EXERCISE BRIEF: Please give every entry below as a Markdown table with the columns "No." and "Entry", numbering each row and leaving out blank lines.
━━━━━ RECORDS SHOWN
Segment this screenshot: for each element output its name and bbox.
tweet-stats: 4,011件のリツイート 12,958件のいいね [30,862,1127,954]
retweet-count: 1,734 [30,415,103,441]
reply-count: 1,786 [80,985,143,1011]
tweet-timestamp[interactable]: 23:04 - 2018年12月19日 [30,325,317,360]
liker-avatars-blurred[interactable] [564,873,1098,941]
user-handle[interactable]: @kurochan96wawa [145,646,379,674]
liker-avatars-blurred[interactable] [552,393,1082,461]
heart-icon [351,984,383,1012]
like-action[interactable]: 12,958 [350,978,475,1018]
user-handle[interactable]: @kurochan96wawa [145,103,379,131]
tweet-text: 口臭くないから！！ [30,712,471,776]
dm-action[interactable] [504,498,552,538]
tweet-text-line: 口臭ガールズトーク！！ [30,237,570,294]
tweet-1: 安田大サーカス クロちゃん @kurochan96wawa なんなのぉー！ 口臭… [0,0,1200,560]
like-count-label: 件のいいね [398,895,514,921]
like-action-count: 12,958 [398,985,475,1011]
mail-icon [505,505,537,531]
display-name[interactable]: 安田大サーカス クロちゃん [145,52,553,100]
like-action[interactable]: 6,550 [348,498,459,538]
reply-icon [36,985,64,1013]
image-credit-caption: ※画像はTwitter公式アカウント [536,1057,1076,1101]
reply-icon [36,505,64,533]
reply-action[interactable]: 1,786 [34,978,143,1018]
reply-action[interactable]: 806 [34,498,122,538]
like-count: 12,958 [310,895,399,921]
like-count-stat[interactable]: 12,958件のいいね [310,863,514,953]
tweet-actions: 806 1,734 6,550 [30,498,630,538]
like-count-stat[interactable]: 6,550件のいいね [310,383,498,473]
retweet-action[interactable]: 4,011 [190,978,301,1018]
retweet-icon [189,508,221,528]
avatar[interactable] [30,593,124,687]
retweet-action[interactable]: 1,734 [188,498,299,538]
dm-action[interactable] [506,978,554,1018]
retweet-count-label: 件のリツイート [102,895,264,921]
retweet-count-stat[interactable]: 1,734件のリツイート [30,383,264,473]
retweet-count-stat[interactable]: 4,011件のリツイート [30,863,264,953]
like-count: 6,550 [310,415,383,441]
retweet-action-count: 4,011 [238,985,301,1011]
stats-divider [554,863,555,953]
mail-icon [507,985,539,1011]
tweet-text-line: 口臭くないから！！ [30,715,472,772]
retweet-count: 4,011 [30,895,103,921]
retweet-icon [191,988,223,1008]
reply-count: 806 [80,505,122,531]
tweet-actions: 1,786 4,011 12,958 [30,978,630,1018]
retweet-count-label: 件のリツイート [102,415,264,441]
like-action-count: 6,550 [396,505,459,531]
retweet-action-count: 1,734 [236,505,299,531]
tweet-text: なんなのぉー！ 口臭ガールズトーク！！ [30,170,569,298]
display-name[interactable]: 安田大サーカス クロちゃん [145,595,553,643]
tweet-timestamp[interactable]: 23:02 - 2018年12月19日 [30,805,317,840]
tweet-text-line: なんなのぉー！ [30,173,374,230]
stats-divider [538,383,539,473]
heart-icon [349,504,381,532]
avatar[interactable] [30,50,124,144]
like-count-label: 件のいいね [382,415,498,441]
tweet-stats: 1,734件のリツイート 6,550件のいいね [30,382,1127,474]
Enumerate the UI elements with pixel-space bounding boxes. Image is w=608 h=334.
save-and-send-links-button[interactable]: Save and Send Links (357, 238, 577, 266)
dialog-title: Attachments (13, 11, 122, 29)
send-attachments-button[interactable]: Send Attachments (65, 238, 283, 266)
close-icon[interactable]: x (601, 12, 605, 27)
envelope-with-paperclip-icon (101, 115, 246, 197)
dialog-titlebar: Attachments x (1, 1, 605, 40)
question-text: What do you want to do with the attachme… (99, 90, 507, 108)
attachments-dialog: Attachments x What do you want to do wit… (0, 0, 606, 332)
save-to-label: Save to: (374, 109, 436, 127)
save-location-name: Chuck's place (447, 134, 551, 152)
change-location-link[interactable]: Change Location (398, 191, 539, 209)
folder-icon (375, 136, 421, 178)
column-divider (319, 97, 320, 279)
━━━━━━━━━━
SOLUTION TO THE EXERCISE:
| No. | Entry |
|---|---|
| 1 | Segment this screenshot: for each element output its name and bbox. |
| 2 | tweet-stats: 4,011件のリツイート 12,958件のいいね [30,862,1127,954] |
| 3 | retweet-count: 1,734 [30,415,103,441] |
| 4 | reply-count: 1,786 [80,985,143,1011] |
| 5 | tweet-timestamp[interactable]: 23:04 - 2018年12月19日 [30,325,317,360] |
| 6 | liker-avatars-blurred[interactable] [564,873,1098,941] |
| 7 | user-handle[interactable]: @kurochan96wawa [145,646,379,674] |
| 8 | liker-avatars-blurred[interactable] [552,393,1082,461] |
| 9 | heart-icon [351,984,383,1012] |
| 10 | like-action[interactable]: 12,958 [350,978,475,1018] |
| 11 | user-handle[interactable]: @kurochan96wawa [145,103,379,131] |
| 12 | tweet-text: 口臭くないから！！ [30,712,471,776] |
| 13 | dm-action[interactable] [504,498,552,538] |
| 14 | tweet-text-line: 口臭ガールズトーク！！ [30,237,570,294] |
| 15 | tweet-1: 安田大サーカス クロちゃん @kurochan96wawa なんなのぉー！ 口臭… [0,0,1200,560] |
| 16 | like-count-label: 件のいいね [398,895,514,921] |
| 17 | like-action-count: 12,958 [398,985,475,1011] |
| 18 | mail-icon [505,505,537,531] |
| 19 | display-name[interactable]: 安田大サーカス クロちゃん [145,52,553,100] |
| 20 | like-action[interactable]: 6,550 [348,498,459,538] |
| 21 | reply-icon [36,985,64,1013] |
| 22 | image-credit-caption: ※画像はTwitter公式アカウント [536,1057,1076,1101] |
| 23 | reply-icon [36,505,64,533] |
| 24 | reply-action[interactable]: 1,786 [34,978,143,1018] |
| 25 | reply-action[interactable]: 806 [34,498,122,538] |
| 26 | like-count: 12,958 [310,895,399,921] |
| 27 | like-count-stat[interactable]: 12,958件のいいね [310,863,514,953] |
| 28 | tweet-actions: 806 1,734 6,550 [30,498,630,538] |
| 29 | like-count-stat[interactable]: 6,550件のいいね [310,383,498,473] |
| 30 | retweet-action[interactable]: 4,011 [190,978,301,1018] |
| 31 | retweet-icon [189,508,221,528] |
| 32 | avatar[interactable] [30,593,124,687] |
| 33 | retweet-action[interactable]: 1,734 [188,498,299,538] |
| 34 | dm-action[interactable] [506,978,554,1018] |
| 35 | retweet-count-label: 件のリツイート [102,895,264,921] |
| 36 | retweet-count-stat[interactable]: 1,734件のリツイート [30,383,264,473] |
| 37 | retweet-count-stat[interactable]: 4,011件のリツイート [30,863,264,953] |
| 38 | like-count: 6,550 [310,415,383,441] |
| 39 | retweet-action-count: 4,011 [238,985,301,1011] |
| 40 | stats-divider [554,863,555,953] |
| 41 | mail-icon [507,985,539,1011] |
| 42 | tweet-text-line: 口臭くないから！！ [30,715,472,772] |
| 43 | retweet-count: 4,011 [30,895,103,921] |
| 44 | retweet-icon [191,988,223,1008] |
| 45 | reply-count: 806 [80,505,122,531] |
| 46 | tweet-actions: 1,786 4,011 12,958 [30,978,630,1018] |
| 47 | retweet-count-label: 件のリツイート [102,415,264,441] |
| 48 | like-action-count: 6,550 [396,505,459,531] |
| 49 | retweet-action-count: 1,734 [236,505,299,531] |
| 50 | tweet-text: なんなのぉー！ 口臭ガールズトーク！！ [30,170,569,298] |
| 51 | display-name[interactable]: 安田大サーカス クロちゃん [145,595,553,643] |
| 52 | tweet-timestamp[interactable]: 23:02 - 2018年12月19日 [30,805,317,840] |
| 53 | tweet-text-line: なんなのぉー！ [30,173,374,230] |
| 54 | stats-divider [538,383,539,473] |
| 55 | heart-icon [349,504,381,532] |
| 56 | avatar[interactable] [30,50,124,144] |
| 57 | like-count-label: 件のいいね [382,415,498,441] |
| 58 | tweet-stats: 1,734件のリツイート 6,550件のいいね [30,382,1127,474] |
| 59 | Enumerate the UI elements with pixel-space bounding boxes. Image is w=608 h=334. |
| 60 | save-and-send-links-button[interactable]: Save and Send Links (357, 238, 577, 266) |
| 61 | dialog-title: Attachments (13, 11, 122, 29) |
| 62 | send-attachments-button[interactable]: Send Attachments (65, 238, 283, 266) |
| 63 | close-icon[interactable]: x (601, 12, 605, 27) |
| 64 | envelope-with-paperclip-icon (101, 115, 246, 197) |
| 65 | dialog-titlebar: Attachments x (1, 1, 605, 40) |
| 66 | question-text: What do you want to do with the attachme… (99, 90, 507, 108) |
| 67 | attachments-dialog: Attachments x What do you want to do wit… (0, 0, 606, 332) |
| 68 | save-to-label: Save to: (374, 109, 436, 127) |
| 69 | save-location-name: Chuck's place (447, 134, 551, 152) |
| 70 | change-location-link[interactable]: Change Location (398, 191, 539, 209) |
| 71 | folder-icon (375, 136, 421, 178) |
| 72 | column-divider (319, 97, 320, 279) |